Records from a collection of figures:
·····
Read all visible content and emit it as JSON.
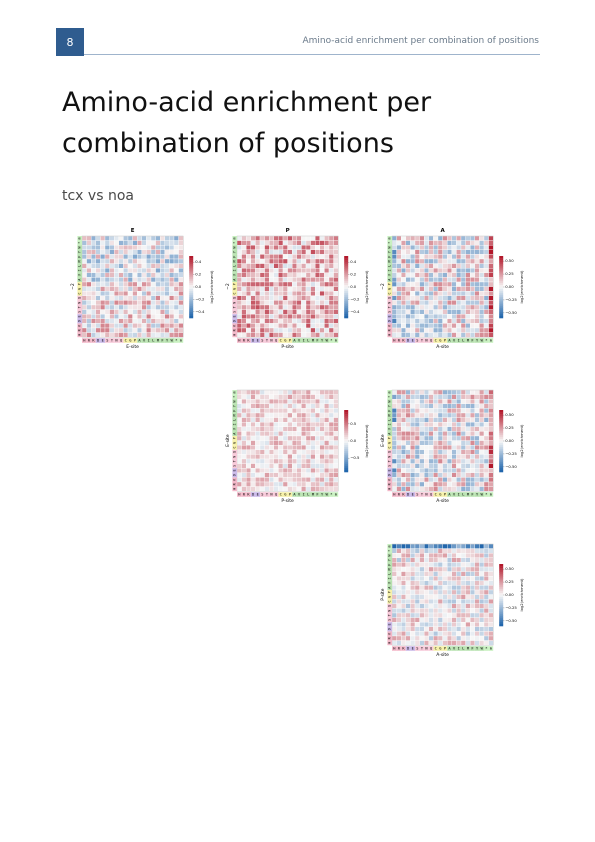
{
  "header": {
    "page_number": "8",
    "running_title": "Amino-acid enrichment per combination of positions"
  },
  "title": "Amino-acid enrichment per combination of positions",
  "subtitle": "tcx vs noa",
  "axis_labels": [
    "H",
    "R",
    "K",
    "D",
    "E",
    "S",
    "T",
    "N",
    "Q",
    "C",
    "G",
    "P",
    "A",
    "V",
    "I",
    "L",
    "M",
    "F",
    "Y",
    "W",
    "*",
    "m"
  ],
  "colorbar_label": "log2(enrichment)",
  "chart_data": [
    {
      "type": "heatmap",
      "title": "E",
      "xlabel": "E-site",
      "ylabel": "−2",
      "color_range": [
        -0.5,
        0.5
      ],
      "ticks": [
        "0.4",
        "0.2",
        "0.0",
        "−0.2",
        "−0.4"
      ],
      "pattern": "mixed-e"
    },
    {
      "type": "heatmap",
      "title": "P",
      "xlabel": "P-site",
      "ylabel": "−2",
      "color_range": [
        -0.5,
        0.5
      ],
      "ticks": [
        "0.4",
        "0.2",
        "0.0",
        "−0.2",
        "−0.4"
      ],
      "pattern": "mostly-positive"
    },
    {
      "type": "heatmap",
      "title": "A",
      "xlabel": "A-site",
      "ylabel": "−2",
      "color_range": [
        -0.6,
        0.6
      ],
      "ticks": [
        "0.50",
        "0.25",
        "0.00",
        "−0.25",
        "−0.50"
      ],
      "pattern": "mixed-a"
    },
    {
      "type": "heatmap",
      "title": "",
      "xlabel": "P-site",
      "ylabel": "E-site",
      "color_range": [
        -0.9,
        0.9
      ],
      "ticks": [
        "0.5",
        "0.0",
        "−0.5"
      ],
      "pattern": "light-positive"
    },
    {
      "type": "heatmap",
      "title": "",
      "xlabel": "A-site",
      "ylabel": "E-site",
      "color_range": [
        -0.6,
        0.6
      ],
      "ticks": [
        "0.50",
        "0.25",
        "0.00",
        "−0.25",
        "−0.50"
      ],
      "pattern": "mixed-a"
    },
    {
      "type": "heatmap",
      "title": "",
      "xlabel": "A-site",
      "ylabel": "P-site",
      "color_range": [
        -0.6,
        0.6
      ],
      "ticks": [
        "0.50",
        "0.25",
        "0.00",
        "−0.25",
        "−0.50"
      ],
      "pattern": "mixed-top"
    }
  ],
  "colors": {
    "badge": "#2f5c8f",
    "positive": "#b2182b",
    "negative": "#2166ac",
    "neutral": "#f7f7f7",
    "label_groups": {
      "HRK": "#f3b8c9",
      "DE": "#c9b8e8",
      "STNQ": "#f7c8d8",
      "CG": "#f6f0a8",
      "P": "#f6f0a8",
      "hydrophobic": "#b8e2b0",
      "stop": "#c8f0c0"
    }
  }
}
·····
Reproduce the data above in full, exactly as it is, with the pictures left out.

Answer for the task |
Read all visible content and emit it as JSON.
{
  "header": {
    "page_number": "8",
    "running_title": "Amino-acid enrichment per combination of positions"
  },
  "title": "Amino-acid enrichment per combination of positions",
  "subtitle": "tcx vs noa",
  "axis_labels": [
    "H",
    "R",
    "K",
    "D",
    "E",
    "S",
    "T",
    "N",
    "Q",
    "C",
    "G",
    "P",
    "A",
    "V",
    "I",
    "L",
    "M",
    "F",
    "Y",
    "W",
    "*",
    "m"
  ],
  "colorbar_label": "log2(enrichment)",
  "chart_data": [
    {
      "type": "heatmap",
      "title": "E",
      "xlabel": "E-site",
      "ylabel": "−2",
      "color_range": [
        -0.5,
        0.5
      ],
      "ticks": [
        "0.4",
        "0.2",
        "0.0",
        "−0.2",
        "−0.4"
      ],
      "pattern": "mixed-e"
    },
    {
      "type": "heatmap",
      "title": "P",
      "xlabel": "P-site",
      "ylabel": "−2",
      "color_range": [
        -0.5,
        0.5
      ],
      "ticks": [
        "0.4",
        "0.2",
        "0.0",
        "−0.2",
        "−0.4"
      ],
      "pattern": "mostly-positive"
    },
    {
      "type": "heatmap",
      "title": "A",
      "xlabel": "A-site",
      "ylabel": "−2",
      "color_range": [
        -0.6,
        0.6
      ],
      "ticks": [
        "0.50",
        "0.25",
        "0.00",
        "−0.25",
        "−0.50"
      ],
      "pattern": "mixed-a"
    },
    {
      "type": "heatmap",
      "title": "",
      "xlabel": "P-site",
      "ylabel": "E-site",
      "color_range": [
        -0.9,
        0.9
      ],
      "ticks": [
        "0.5",
        "0.0",
        "−0.5"
      ],
      "pattern": "light-positive"
    },
    {
      "type": "heatmap",
      "title": "",
      "xlabel": "A-site",
      "ylabel": "E-site",
      "color_range": [
        -0.6,
        0.6
      ],
      "ticks": [
        "0.50",
        "0.25",
        "0.00",
        "−0.25",
        "−0.50"
      ],
      "pattern": "mixed-a"
    },
    {
      "type": "heatmap",
      "title": "",
      "xlabel": "A-site",
      "ylabel": "P-site",
      "color_range": [
        -0.6,
        0.6
      ],
      "ticks": [
        "0.50",
        "0.25",
        "0.00",
        "−0.25",
        "−0.50"
      ],
      "pattern": "mixed-top"
    }
  ],
  "colors": {
    "badge": "#2f5c8f",
    "positive": "#b2182b",
    "negative": "#2166ac",
    "neutral": "#f7f7f7",
    "label_groups": {
      "HRK": "#f3b8c9",
      "DE": "#c9b8e8",
      "STNQ": "#f7c8d8",
      "CG": "#f6f0a8",
      "P": "#f6f0a8",
      "hydrophobic": "#b8e2b0",
      "stop": "#c8f0c0"
    }
  }
}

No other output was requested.